**TEXT SHOWN:**
========================================

In the above-mentioned lens shift mechanism, in order to smoothly raise and lower the moving base 321, used as the guide shaft 322 is one made of metal such as stainless steel and smoothly ground, and used as the bearing 321a is resin such as polyacetal (POM) or an oilless bearing. In order to reduce the deflection of the guide shaft 322 in a case where the moving base 321 is raised and lowered, however, a clearance between the guide shaft 322 and the bearing 321a must be reduced. Further, high precision is required for the distances and the degrees of parallelization from a reference surface of the moving base 321 to the four bearings 321a and the distance and the degree of parallelization from a reference surface of the fixed base 329 to the guide shaft 322. When their tolerances are reduced, the moving base 321 cannot be smoothly raised and lowered by the unevenness in components and a cumulative error.
If an attempt to realize the up-and-down and right-and-left movement of the projection lens unit 315 by the lens shift mechanism having the above-mentioned conventional configuration is made, two sets of constituent elements, such as the moving base 321, the guide shaft 322, the sliding bearing 321a, and the screw shaft 323, for up-and-down shifting and for right-and-left shifting are required, thereby increasing the number of components, increasing the weight, and degrading the assembly workability.
In order to view the above-mentioned circumstances, an object of the present invention is to provide a lens shift mechanism (lens shifting mechanism) whose configuration is not complicated even when a projection lens unit is shifted up and down and right and left and which can easily perform a shifting operation and a projection type video display comprising the lens shift mechanism.
In order to solve the above-mentioned problem, in a lens shift mechanism for shifting a projection lens unit for projecting an image in a direction perpendicular to its optical axis, a lens shift mechanism according to the present invention is characterized by comprising a lens mounting member to which the projection lens unit is fixed; a contact member with which the lens mounting member is brought into contact; and pressing mechanism for pressing the lens mounting member against the contact member and set such that the pressing force can hold and shift the position of the projection lens unit (hereinafter referred to as a first configuration).
In the above-mentioned configuration, the guide shaft, the sliding bearing, the screw shaft, and so on in the lens shift mechanism having the above-mentioned conventional configuration are not required. Even when the projection lens unit is shifted up and down and right and left, therefore, the configuration is not easily complicated.
In the first configuration, the lens shift mechanism may be so configured that a pipe-shaped projection is provided so as to surround the projection lens unit, and there is a clearance corresponding to the shifting width of the projection lens unit between the pipe-shaped projection and the projection lens unit.
When a pressing force for holding the position of the projection lens unit is set herein, a projection type video display, equipped with the lens shift mechanism, itself may move when a user attempts to merely shift the position of the projection lens unit with the projection lens unit in his or her hand. In the configuration in which the pipe-shaped projection is provided, as described above, the user can shift the position of the projection lens unit with his or her fingers laid on the pipe-shaped projection and the projection lens unit, thereby making it possible to prevent the projection type video display itself from being moved.

========================================

**MATERIAL SHOWN:**
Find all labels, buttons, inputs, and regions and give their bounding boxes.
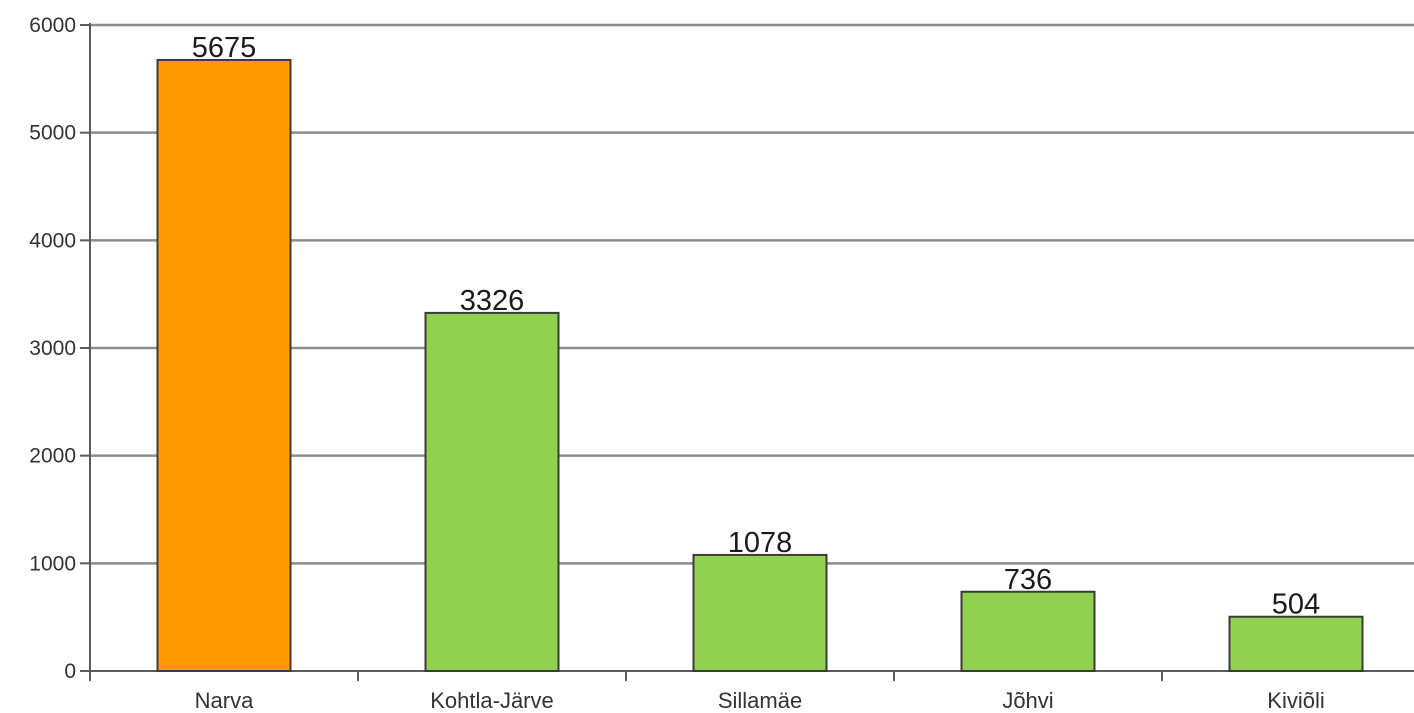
y-tick-label: 1000	[29, 552, 76, 575]
x-tick-label: Kiviõli	[1267, 688, 1324, 713]
grid-lines	[90, 23, 1414, 565]
bar-j-hvi	[960, 590, 1096, 672]
bar-kivi-li	[1228, 615, 1364, 673]
bar-sillam-e	[692, 553, 828, 673]
x-tick-label: Jõhvi	[1002, 688, 1053, 713]
y-tick-label: 5000	[29, 122, 76, 145]
data-label: 3326	[460, 285, 525, 317]
y-axis-ticks: 0 1000 2000 3000 4000 5000 6000	[29, 14, 90, 683]
x-tick-label: Kohtla-Järve	[430, 688, 554, 713]
data-label: 736	[1004, 564, 1052, 596]
x-axis-ticks: Narva Kohtla-Järve Sillamäe Jõhvi Kiviõli	[89, 671, 1325, 713]
x-tick-label: Narva	[195, 688, 254, 713]
bars	[156, 58, 1364, 673]
data-label: 5675	[192, 32, 257, 64]
bar-kohtla-j-rve	[424, 311, 560, 672]
data-label: 1078	[728, 527, 793, 559]
data-labels: 5675 3326 1078 736 504	[192, 32, 1320, 621]
bar-narva	[156, 58, 292, 673]
y-tick-label: 2000	[29, 445, 76, 468]
y-tick-label: 3000	[29, 337, 76, 360]
y-tick-label: 0	[64, 660, 76, 683]
data-label: 504	[1272, 589, 1320, 621]
x-tick-label: Sillamäe	[718, 688, 802, 713]
y-tick-label: 6000	[29, 14, 76, 37]
y-tick-label: 4000	[29, 229, 76, 252]
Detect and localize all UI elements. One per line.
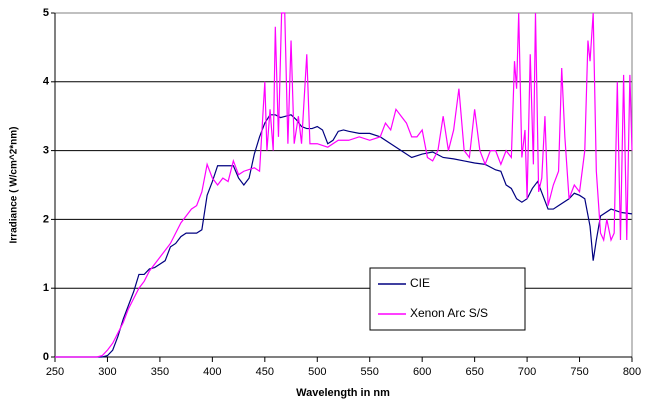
legend-label: Xenon Arc S/S: [410, 306, 488, 320]
x-tick-label: 550: [361, 366, 379, 378]
series-line: [55, 12, 633, 358]
x-tick-label: 750: [570, 366, 588, 378]
y-tick-label: 5: [43, 7, 49, 19]
y-tick-label: 2: [43, 213, 49, 225]
x-tick-label: 600: [413, 366, 431, 378]
series-line: [55, 114, 633, 358]
x-tick-label: 800: [623, 366, 641, 378]
x-tick-label: 700: [518, 366, 536, 378]
y-axis-label: Irradiance ( W/cm^2*nm): [9, 127, 20, 244]
legend-box: [369, 267, 526, 331]
x-tick-label: 400: [203, 366, 221, 378]
x-tick-label: 300: [98, 366, 116, 378]
x-axis-label: Wavelength in nm: [296, 387, 390, 399]
x-tick-label: 350: [151, 366, 169, 378]
x-tick-label: 250: [46, 366, 64, 378]
y-tick-label: 4: [43, 76, 50, 88]
x-tick-label: 650: [465, 366, 483, 378]
x-tick-label: 500: [308, 366, 326, 378]
y-tick-label: 0: [43, 351, 49, 363]
plot-frame: [54, 12, 633, 358]
y-tick-label: 1: [43, 282, 49, 294]
x-tick-label: 450: [256, 366, 274, 378]
legend-label: CIE: [410, 276, 430, 290]
y-tick-label: 3: [43, 145, 49, 157]
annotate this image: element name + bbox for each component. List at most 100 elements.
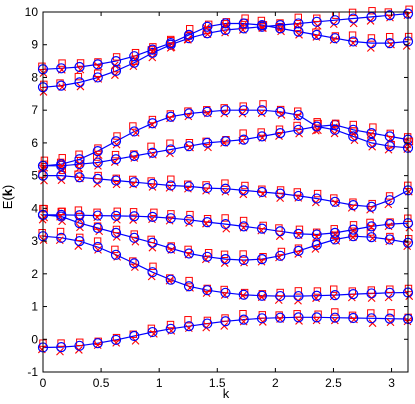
circle-marker	[384, 131, 395, 142]
circle-marker	[366, 37, 377, 49]
cross-marker	[314, 126, 322, 135]
square-marker	[147, 177, 155, 185]
square-marker	[331, 120, 340, 128]
circle-marker	[348, 36, 359, 47]
circle-marker	[110, 210, 122, 221]
circle-marker	[329, 15, 341, 26]
circle-marker	[110, 227, 122, 239]
circle-marker	[129, 177, 140, 188]
square-marker	[349, 221, 358, 229]
square-marker	[241, 181, 249, 190]
cross-marker	[76, 65, 85, 74]
cross-marker	[240, 258, 248, 267]
square-marker	[368, 7, 376, 15]
circle-marker	[183, 33, 195, 44]
circle-marker	[183, 108, 195, 119]
circle-marker	[202, 182, 213, 194]
cross-marker	[312, 232, 321, 241]
cross-marker	[95, 227, 104, 236]
circle-marker	[256, 253, 268, 265]
circle-marker	[238, 289, 249, 300]
circle-marker	[348, 13, 359, 24]
circle-marker	[311, 121, 322, 132]
circle-marker	[74, 172, 85, 183]
circle-marker	[74, 217, 85, 229]
circle-marker	[147, 147, 158, 158]
circle-marker	[366, 137, 377, 149]
circle-marker	[56, 159, 67, 170]
square-marker	[385, 32, 394, 41]
circle-marker	[220, 105, 231, 116]
circle-marker	[147, 267, 158, 278]
circle-marker	[220, 287, 231, 298]
circle-marker	[147, 211, 158, 222]
square-marker	[131, 48, 140, 57]
circle-marker	[275, 290, 286, 302]
circle-marker	[366, 201, 377, 212]
cross-marker	[386, 13, 394, 22]
circle-marker	[348, 312, 359, 324]
circle-marker	[165, 180, 176, 191]
square-marker	[220, 250, 229, 259]
square-marker	[221, 179, 229, 187]
square-marker	[129, 175, 137, 184]
circle-marker	[183, 281, 195, 292]
band-line	[42, 22, 409, 70]
band-line	[43, 214, 409, 236]
circle-marker	[129, 150, 140, 162]
band-line	[42, 109, 409, 167]
y-tick-label: 8	[31, 70, 38, 84]
cross-marker	[148, 183, 157, 191]
circle-marker	[165, 243, 176, 254]
circle-marker	[202, 285, 213, 296]
square-marker	[312, 228, 321, 236]
cross-marker	[202, 186, 210, 195]
square-marker	[204, 20, 213, 29]
circle-marker	[238, 18, 249, 29]
cross-marker	[277, 27, 285, 36]
circle-marker	[202, 318, 213, 329]
square-marker	[113, 132, 121, 140]
cross-marker	[131, 54, 140, 63]
circle-marker	[202, 217, 213, 228]
square-marker	[166, 139, 174, 147]
x-axis-label: k	[223, 386, 230, 401]
cross-marker	[130, 263, 139, 272]
cross-marker	[257, 257, 266, 266]
circle-marker	[74, 340, 85, 351]
circle-marker	[238, 254, 249, 266]
y-tick-label: 3	[31, 234, 38, 248]
circle-marker	[348, 224, 359, 235]
circle-marker	[202, 251, 213, 262]
circle-marker	[275, 312, 286, 323]
circle-marker	[147, 326, 158, 338]
circle-marker	[129, 211, 140, 222]
x-tick-label: 2	[272, 376, 279, 390]
square-marker	[348, 287, 357, 295]
square-marker	[40, 204, 48, 213]
circle-marker	[74, 61, 85, 73]
cross-marker	[131, 129, 140, 137]
circle-marker	[110, 136, 122, 147]
circle-marker	[329, 312, 341, 323]
square-marker	[147, 142, 155, 151]
cross-marker	[275, 132, 283, 140]
square-marker	[257, 16, 266, 25]
circle-marker	[275, 226, 286, 237]
cross-marker	[221, 187, 230, 196]
x-tick-label: 0	[40, 376, 47, 390]
circle-marker	[238, 314, 249, 325]
square-marker	[275, 224, 283, 232]
circle-marker	[202, 137, 213, 149]
circle-marker	[92, 157, 103, 168]
circle-marker	[384, 287, 395, 298]
y-tick-label: 10	[25, 5, 39, 19]
circle-marker	[129, 51, 140, 62]
circle-marker	[147, 237, 158, 248]
circle-marker	[238, 105, 249, 116]
circle-marker	[92, 241, 103, 253]
circle-marker	[348, 131, 359, 142]
square-marker	[349, 120, 357, 129]
circle-marker	[384, 195, 395, 206]
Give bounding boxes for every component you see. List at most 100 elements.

========================================

Pick up the text on the lens shift mechanism at the point where it stops, and continue it. The records have no role in this work.

**EXERCISE RESPONSE:**
In the first configuration or the configuration in which the pipe-shaped projection is provided, the lens shift mechanism may be so configured that there is provided a rotating member to which a lever operated by a user is attached, an operating part is formed in the rotating member, the operating part is engaged with the lens mounting member, and the position of the projection lens unit is shifted by operating the lever (hereinafter referred to as a second configuration).
In the second configuration, the position of the projection lens unit can be shifted by operating the lever, so that the shifting operation is easy. Further, the shifting direction is a direction perpendicular to the rotating shaft of the rotating member, thereby making it possible to improve the movement linearity of the projection lens unit.
In the lens shift mechanism having the second configuration, there may be provided stopper means for fixing a member related to the shifting operation of the lens mounting member.
For example, the lens shift mechanism may be so configured that the lever is provided, spaced apart from a friction member, and the user operates a movable member so that the movable member can press the lever against the friction member to fix the lever.
Furthermore, the lens shift mechanism may be so configured that the lever is provided in contact with the friction member, and the user can rotate the lever by lifting the lever off the friction member.
In the first configuration or the configuration in which the pipe-shaped projection is provided, the lens shift mechanism may be so configured that there is provided a rotating member to which a lever is attached, an operating part is formed in the rotating member, the operating part is engaged with the lens mounting member, the lever is connected to a lever driving screw mechanism, and the lever is rotated by the lever driving screw mechanism so that the position of the projection lens unit can be shifted (hereinafter referred to as a third configuration).
In the third configuration, the projection lens unit can be shifted by the lever driving screw mechanism, so that the shifting operation is easy. Further, the shifting direction is a direction perpendicular to the rotating shaft of the rotating member, thereby making it possible to improve the movement linearity of the projection lens unit. Further, the lever is connected to the lever driving screw mechanism, thereby making it possible for the lever itself to have the function of fixing the lever at its arbitrary position.
In the third configuration, the lens shift mechanism may be so configured that the lever driving screw mechanism is operated by the user.
Furthermore, in the third configuration, the lens shift mechanism may be so configured that the lever driving screw mechanism is driven by an actuator.
In the second configuration, the third configuration, or the configurations dependent thereon, the lens shift mechanism may be so configured that a concave area or a convex area is formed on a surface of a member in contact with or in close proximity to a surface of the lever, and the lever is lightly locked in the concave area or the convex area to such an extent that the rotation thereof is not prevented.
In such a configuration, the lever is easy to position in a portion where the concave area or the convex area is formed, thereby making it possible to accurately position the projection lens unit.
In the second configuration, the third configuration, or the configurations dependent thereon, the rotating member may be provided at a position where an extension of its rotating shaft does not cross the projection lens unit.
In such a configuration, used as the rotating member can be a long one, a point of action by the operating part can be positioned on the center line in the movement of the lens mounting member, and an offset can be eliminated in application of a force for moving the lens mounting member. Accordingly, in moving the projection lens unit straight, the accuracy thereof is further improved.
In the second configuration, the third configuration, or the configurations dependent thereon, the rotating member may be provided at a position where an extension of its rotating shaft crosses the projection lens unit.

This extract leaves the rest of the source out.